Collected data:

* Begin *

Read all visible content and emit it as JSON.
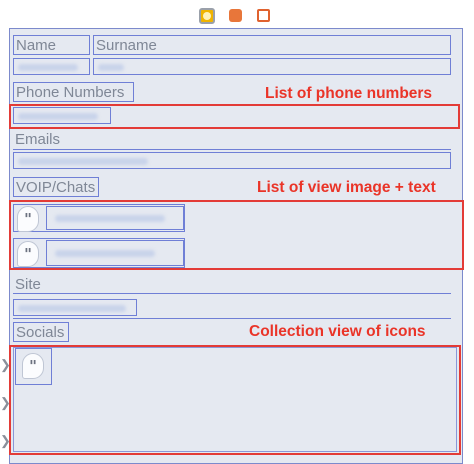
{
  "toolbar": {
    "icons": [
      "view-controller-icon",
      "first-responder-icon",
      "exit-icon"
    ]
  },
  "form": {
    "name_label": "Name",
    "surname_label": "Surname",
    "phone_label": "Phone Numbers",
    "emails_label": "Emails",
    "voip_label": "VOIP/Chats",
    "site_label": "Site",
    "socials_label": "Socials"
  },
  "annotations": {
    "phones": "List of phone numbers",
    "voip": "List of view image + text",
    "socials": "Collection view of icons"
  },
  "colors": {
    "annotation": "#e33b37",
    "constraint_box": "#6f7fd6",
    "scene_bg": "#e5e9f1"
  }
}
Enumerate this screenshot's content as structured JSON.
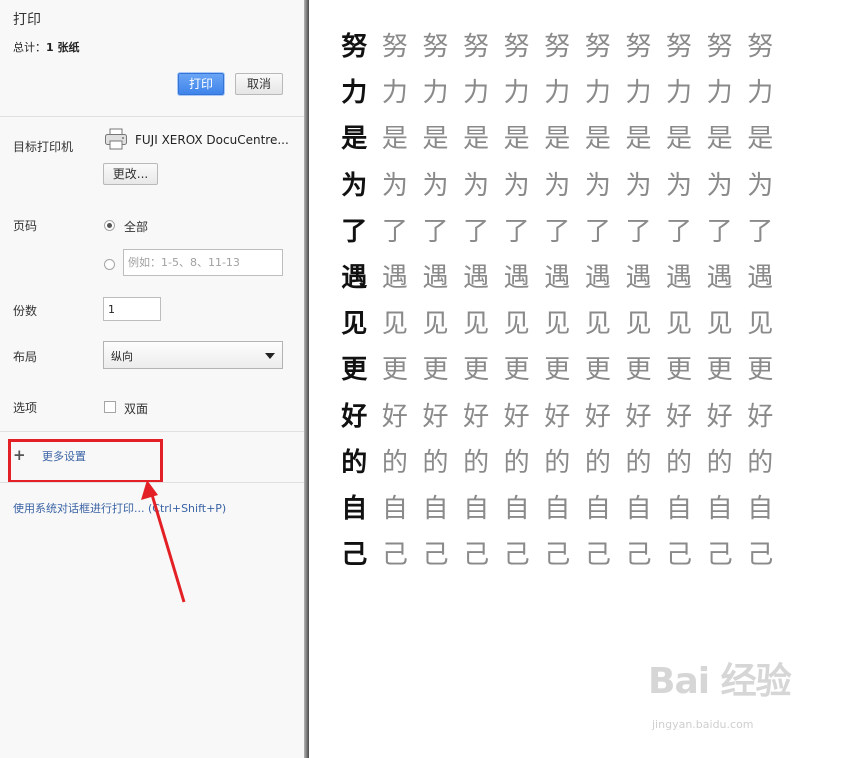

* End *

Work to be completed – Give every line back word for word and leave the pictures out.

Correct answer –
Read all visible content and emit it as JSON.
{
  "toolbar": {
    "icons": [
      "view-controller-icon",
      "first-responder-icon",
      "exit-icon"
    ]
  },
  "form": {
    "name_label": "Name",
    "surname_label": "Surname",
    "phone_label": "Phone Numbers",
    "emails_label": "Emails",
    "voip_label": "VOIP/Chats",
    "site_label": "Site",
    "socials_label": "Socials"
  },
  "annotations": {
    "phones": "List of phone numbers",
    "voip": "List of view image + text",
    "socials": "Collection view of icons"
  },
  "colors": {
    "annotation": "#e33b37",
    "constraint_box": "#6f7fd6",
    "scene_bg": "#e5e9f1"
  }
}
Enumerate this screenshot's content as structured JSON.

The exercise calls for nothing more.